(Data entries for graphics)
>> begin

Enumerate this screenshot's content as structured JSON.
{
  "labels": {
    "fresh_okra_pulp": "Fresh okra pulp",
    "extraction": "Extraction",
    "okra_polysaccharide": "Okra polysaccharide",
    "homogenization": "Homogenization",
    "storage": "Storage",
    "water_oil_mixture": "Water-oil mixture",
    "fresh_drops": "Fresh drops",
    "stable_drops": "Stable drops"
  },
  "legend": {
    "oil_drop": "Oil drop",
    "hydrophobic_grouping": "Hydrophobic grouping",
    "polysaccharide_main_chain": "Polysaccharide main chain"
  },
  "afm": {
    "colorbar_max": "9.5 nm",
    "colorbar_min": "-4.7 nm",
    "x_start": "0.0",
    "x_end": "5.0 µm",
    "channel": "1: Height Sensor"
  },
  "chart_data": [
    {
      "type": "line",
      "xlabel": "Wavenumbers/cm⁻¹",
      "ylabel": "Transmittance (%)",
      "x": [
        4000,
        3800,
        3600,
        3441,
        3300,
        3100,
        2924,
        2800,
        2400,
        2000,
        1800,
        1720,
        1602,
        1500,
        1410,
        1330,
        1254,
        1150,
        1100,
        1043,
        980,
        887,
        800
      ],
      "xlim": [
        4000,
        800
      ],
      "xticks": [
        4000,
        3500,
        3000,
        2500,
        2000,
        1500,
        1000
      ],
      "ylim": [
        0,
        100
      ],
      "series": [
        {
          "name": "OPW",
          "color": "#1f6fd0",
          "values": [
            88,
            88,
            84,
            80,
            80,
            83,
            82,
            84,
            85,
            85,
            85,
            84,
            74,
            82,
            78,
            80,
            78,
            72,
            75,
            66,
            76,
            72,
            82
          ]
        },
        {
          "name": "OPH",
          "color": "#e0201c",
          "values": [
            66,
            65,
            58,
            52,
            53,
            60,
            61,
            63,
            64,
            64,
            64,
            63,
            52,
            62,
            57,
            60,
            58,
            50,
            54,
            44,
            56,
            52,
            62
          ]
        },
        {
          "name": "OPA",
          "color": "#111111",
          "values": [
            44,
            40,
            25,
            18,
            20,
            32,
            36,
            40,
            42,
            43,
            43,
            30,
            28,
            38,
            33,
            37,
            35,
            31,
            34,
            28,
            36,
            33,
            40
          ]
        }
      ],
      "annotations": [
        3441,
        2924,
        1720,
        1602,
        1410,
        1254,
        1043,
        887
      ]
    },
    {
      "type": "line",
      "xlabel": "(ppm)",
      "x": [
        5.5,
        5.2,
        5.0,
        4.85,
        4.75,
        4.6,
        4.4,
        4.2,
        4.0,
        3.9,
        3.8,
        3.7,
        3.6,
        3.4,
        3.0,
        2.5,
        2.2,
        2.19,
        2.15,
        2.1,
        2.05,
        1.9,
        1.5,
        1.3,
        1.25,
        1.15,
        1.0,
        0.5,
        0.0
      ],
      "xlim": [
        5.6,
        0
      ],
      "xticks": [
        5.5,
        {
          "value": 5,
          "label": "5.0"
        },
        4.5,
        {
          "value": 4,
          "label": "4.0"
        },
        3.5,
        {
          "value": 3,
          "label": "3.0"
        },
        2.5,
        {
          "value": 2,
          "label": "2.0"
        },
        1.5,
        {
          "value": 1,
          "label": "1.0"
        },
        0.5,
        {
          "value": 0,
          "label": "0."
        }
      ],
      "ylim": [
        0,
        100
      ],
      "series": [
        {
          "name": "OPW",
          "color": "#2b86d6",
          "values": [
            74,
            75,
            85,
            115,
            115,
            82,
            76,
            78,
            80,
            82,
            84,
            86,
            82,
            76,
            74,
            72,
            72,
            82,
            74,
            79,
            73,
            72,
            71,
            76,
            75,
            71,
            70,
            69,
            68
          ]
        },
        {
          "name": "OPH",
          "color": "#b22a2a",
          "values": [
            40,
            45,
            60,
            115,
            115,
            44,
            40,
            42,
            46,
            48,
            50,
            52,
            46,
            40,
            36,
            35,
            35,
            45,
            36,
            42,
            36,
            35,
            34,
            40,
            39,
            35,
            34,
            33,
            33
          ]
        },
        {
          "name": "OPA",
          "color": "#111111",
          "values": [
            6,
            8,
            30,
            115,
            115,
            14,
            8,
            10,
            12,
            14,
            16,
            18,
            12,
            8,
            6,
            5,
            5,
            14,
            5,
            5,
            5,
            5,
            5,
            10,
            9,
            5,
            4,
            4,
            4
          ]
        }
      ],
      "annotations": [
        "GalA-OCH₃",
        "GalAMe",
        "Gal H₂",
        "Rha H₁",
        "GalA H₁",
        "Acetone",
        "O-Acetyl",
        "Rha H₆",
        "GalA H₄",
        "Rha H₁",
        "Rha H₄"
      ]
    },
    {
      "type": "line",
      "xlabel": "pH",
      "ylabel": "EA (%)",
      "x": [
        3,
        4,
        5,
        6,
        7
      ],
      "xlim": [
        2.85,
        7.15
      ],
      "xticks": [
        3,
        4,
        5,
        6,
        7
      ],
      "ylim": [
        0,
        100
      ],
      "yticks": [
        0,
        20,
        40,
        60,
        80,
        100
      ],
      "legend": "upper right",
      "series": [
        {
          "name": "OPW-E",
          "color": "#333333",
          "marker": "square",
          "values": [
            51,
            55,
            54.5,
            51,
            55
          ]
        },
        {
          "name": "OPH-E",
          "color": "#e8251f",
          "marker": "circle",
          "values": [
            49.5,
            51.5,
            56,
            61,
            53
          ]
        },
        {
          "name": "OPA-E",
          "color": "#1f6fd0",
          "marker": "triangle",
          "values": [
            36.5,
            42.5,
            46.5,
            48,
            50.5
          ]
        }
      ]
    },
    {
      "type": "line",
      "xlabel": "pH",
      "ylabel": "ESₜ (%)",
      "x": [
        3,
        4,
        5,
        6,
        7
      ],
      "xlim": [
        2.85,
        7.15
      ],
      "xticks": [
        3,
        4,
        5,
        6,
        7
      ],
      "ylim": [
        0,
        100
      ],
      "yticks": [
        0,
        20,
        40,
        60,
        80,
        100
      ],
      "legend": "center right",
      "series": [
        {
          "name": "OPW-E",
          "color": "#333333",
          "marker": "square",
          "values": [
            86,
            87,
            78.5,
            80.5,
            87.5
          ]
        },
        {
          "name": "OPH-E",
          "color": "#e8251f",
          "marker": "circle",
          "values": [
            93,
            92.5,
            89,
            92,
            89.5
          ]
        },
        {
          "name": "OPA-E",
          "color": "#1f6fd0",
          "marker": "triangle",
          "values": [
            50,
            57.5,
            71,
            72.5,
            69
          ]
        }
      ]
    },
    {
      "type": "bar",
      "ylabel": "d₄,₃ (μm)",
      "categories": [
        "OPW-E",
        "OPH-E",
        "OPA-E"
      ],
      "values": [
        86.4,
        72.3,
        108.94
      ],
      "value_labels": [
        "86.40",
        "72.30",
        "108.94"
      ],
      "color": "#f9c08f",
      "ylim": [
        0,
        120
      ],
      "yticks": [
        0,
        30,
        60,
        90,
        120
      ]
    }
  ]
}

>> end

▶ **Written task**: Identify the lines above with the word "Fresh". Copy them.

▶ **Task result**:
    "fresh_okra_pulp": "Fresh okra pulp",
    "fresh_drops": "Fresh drops",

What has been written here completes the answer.